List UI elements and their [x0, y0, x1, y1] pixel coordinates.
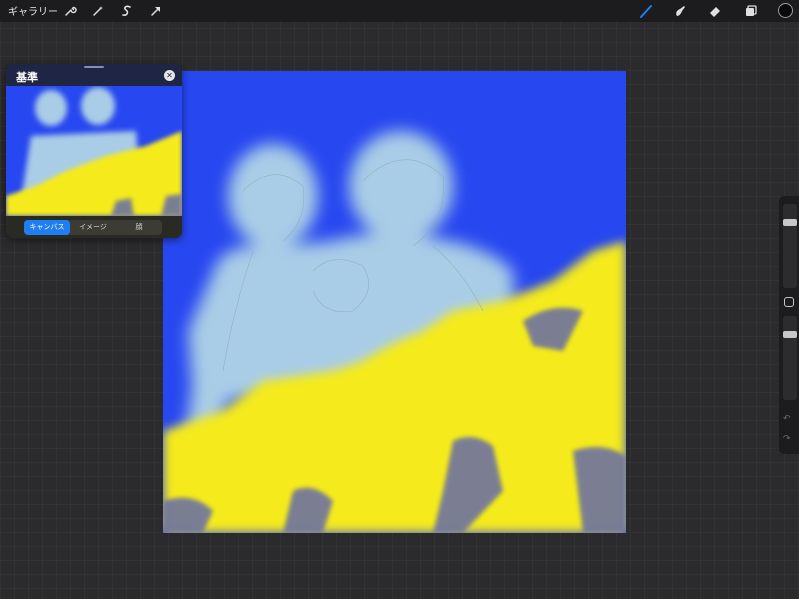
drag-handle[interactable] — [84, 66, 104, 68]
reference-tab-bar: キャンバス イメージ 顔 — [6, 216, 182, 238]
close-icon[interactable]: ✕ — [164, 70, 175, 81]
reference-segmented-control: キャンバス イメージ 顔 — [24, 220, 162, 235]
brush-icon[interactable] — [637, 2, 655, 20]
modify-button[interactable] — [784, 297, 794, 307]
eraser-icon[interactable] — [706, 2, 724, 20]
gallery-button[interactable]: ギャラリー — [8, 3, 58, 18]
undo-icon[interactable]: ↶ — [783, 414, 791, 424]
transform-arrow-icon[interactable] — [147, 2, 165, 20]
top-toolbar: ギャラリー — [0, 0, 799, 22]
side-toolbar: ↶ ↷ — [779, 196, 799, 454]
drawing-canvas[interactable] — [163, 71, 626, 533]
tab-image[interactable]: イメージ — [70, 220, 116, 235]
tab-canvas[interactable]: キャンバス — [24, 220, 70, 235]
reference-preview — [6, 86, 182, 216]
selection-icon[interactable] — [118, 2, 136, 20]
brush-size-thumb[interactable] — [783, 219, 797, 227]
opacity-slider[interactable] — [783, 316, 797, 400]
color-picker-button[interactable] — [778, 3, 793, 18]
tab-face[interactable]: 顔 — [116, 220, 162, 235]
reference-window[interactable]: 基準 ✕ キャンバス イメージ 顔 — [6, 64, 182, 238]
redo-icon[interactable]: ↷ — [783, 434, 791, 444]
layers-icon[interactable] — [742, 2, 760, 20]
opacity-thumb[interactable] — [783, 331, 797, 339]
canvas-artwork — [163, 71, 626, 533]
magic-wand-icon[interactable] — [89, 2, 107, 20]
brush-size-slider[interactable] — [783, 204, 797, 288]
reference-title: 基準 — [16, 71, 38, 84]
smudge-icon[interactable] — [671, 2, 689, 20]
wrench-icon[interactable] — [61, 2, 79, 20]
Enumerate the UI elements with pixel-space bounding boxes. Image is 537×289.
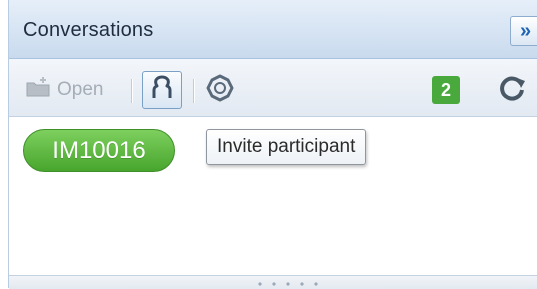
folder-add-icon	[25, 76, 51, 104]
toolbar: Open 2	[9, 59, 537, 117]
open-button-label: Open	[57, 79, 104, 100]
invite-participant-tooltip: Invite participant	[206, 129, 367, 165]
conversation-item[interactable]: IM10016	[23, 129, 175, 172]
gear-icon	[206, 74, 234, 107]
person-add-icon	[149, 75, 175, 106]
toolbar-separator	[131, 79, 132, 103]
double-chevron-right-icon: »	[519, 19, 532, 42]
resize-grip-icon[interactable]	[253, 281, 325, 287]
panel-title: Conversations	[23, 19, 154, 41]
refresh-button[interactable]	[496, 74, 528, 106]
conversations-panel: Conversations » Open 2 IM10016 Invite pa…	[8, 0, 537, 289]
resize-bar[interactable]	[9, 275, 537, 289]
open-button[interactable]: Open	[25, 77, 103, 103]
conversation-list: IM10016 Invite participant	[9, 117, 537, 275]
collapse-panel-button[interactable]: »	[510, 16, 537, 46]
settings-button[interactable]	[205, 74, 235, 107]
panel-header: Conversations »	[9, 0, 537, 59]
refresh-icon	[497, 73, 527, 108]
toolbar-separator	[193, 79, 194, 103]
conversation-count-badge: 2	[432, 76, 460, 104]
invite-participant-button[interactable]	[142, 71, 182, 109]
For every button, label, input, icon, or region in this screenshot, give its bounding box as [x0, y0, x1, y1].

================================

• The problem
Convert every line of the entries above into a Markdown table with the columns Row and Line, numbering the rows in order and skipping blank lines. Leave the pictures out.

• Response for this exercise
| Row | Line |
|---|---|
| 1 | List UI elements and their [x0, y0, x1, y1] pixel coordinates. |
| 2 | drag-handle[interactable] — [84, 66, 104, 68] |
| 3 | reference-tab-bar: キャンバス イメージ 顔 — [6, 216, 182, 238] |
| 4 | close-icon[interactable]: ✕ — [164, 70, 175, 81] |
| 5 | reference-segmented-control: キャンバス イメージ 顔 — [24, 220, 162, 235] |
| 6 | brush-icon[interactable] — [637, 2, 655, 20] |
| 7 | modify-button[interactable] — [784, 297, 794, 307] |
| 8 | eraser-icon[interactable] — [706, 2, 724, 20] |
| 9 | gallery-button[interactable]: ギャラリー — [8, 3, 58, 18] |
| 10 | undo-icon[interactable]: ↶ — [783, 414, 791, 424] |
| 11 | transform-arrow-icon[interactable] — [147, 2, 165, 20] |
| 12 | top-toolbar: ギャラリー — [0, 0, 799, 22] |
| 13 | side-toolbar: ↶ ↷ — [779, 196, 799, 454] |
| 14 | drawing-canvas[interactable] — [163, 71, 626, 533] |
| 15 | tab-image[interactable]: イメージ — [70, 220, 116, 235] |
| 16 | tab-canvas[interactable]: キャンバス — [24, 220, 70, 235] |
| 17 | reference-preview — [6, 86, 182, 216] |
| 18 | selection-icon[interactable] — [118, 2, 136, 20] |
| 19 | brush-size-thumb[interactable] — [783, 219, 797, 227] |
| 20 | opacity-slider[interactable] — [783, 316, 797, 400] |
| 21 | color-picker-button[interactable] — [778, 3, 793, 18] |
| 22 | tab-face[interactable]: 顔 — [116, 220, 162, 235] |
| 23 | reference-window[interactable]: 基準 ✕ キャンバス イメージ 顔 — [6, 64, 182, 238] |
| 24 | redo-icon[interactable]: ↷ — [783, 434, 791, 444] |
| 25 | layers-icon[interactable] — [742, 2, 760, 20] |
| 26 | opacity-thumb[interactable] — [783, 331, 797, 339] |
| 27 | canvas-artwork — [163, 71, 626, 533] |
| 28 | magic-wand-icon[interactable] — [89, 2, 107, 20] |
| 29 | brush-size-slider[interactable] — [783, 204, 797, 288] |
| 30 | reference-title: 基準 — [16, 71, 38, 84] |
| 31 | smudge-icon[interactable] — [671, 2, 689, 20] |
| 32 | wrench-icon[interactable] — [61, 2, 79, 20] |
| 33 | Enumerate the UI elements with pixel-space bounding boxes. Image is 537×289. |
| 34 | folder-add-icon	[25, 76, 51, 104] |
| 35 | toolbar: Open 2	[9, 59, 537, 117] |
| 36 | open-button-label: Open	[57, 79, 104, 100] |
| 37 | invite-participant-tooltip: Invite participant	[206, 129, 367, 165] |
| 38 | conversation-item[interactable]: IM10016	[23, 129, 175, 172] |
| 39 | gear-icon	[206, 74, 234, 107] |
| 40 | person-add-icon	[149, 75, 175, 106] |
| 41 | toolbar-separator	[131, 79, 132, 103] |
| 42 | double-chevron-right-icon: »	[519, 19, 532, 42] |
| 43 | resize-grip-icon[interactable]	[253, 281, 325, 287] |
| 44 | panel-title: Conversations	[23, 19, 154, 41] |
| 45 | refresh-button[interactable]	[496, 74, 528, 106] |
| 46 | conversations-panel: Conversations » Open 2 IM10016 Invite pa…	[8, 0, 537, 289] |
| 47 | resize-bar[interactable]	[9, 275, 537, 289] |
| 48 | open-button[interactable]: Open	[25, 77, 103, 103] |
| 49 | conversation-list: IM10016 Invite participant	[9, 117, 537, 275] |
| 50 | collapse-panel-button[interactable]: »	[510, 16, 537, 46] |
| 51 | settings-button[interactable]	[205, 74, 235, 107] |
| 52 | panel-header: Conversations »	[9, 0, 537, 59] |
| 53 | refresh-icon	[497, 73, 527, 108] |
| 54 | toolbar-separator	[193, 79, 194, 103] |
| 55 | conversation-count-badge: 2	[432, 76, 460, 104] |
| 56 | invite-participant-button[interactable]	[142, 71, 182, 109] |
| 57 | For every button, label, input, icon, or region in this screenshot, give its bounding box as [x0, y0, x1, y1]. |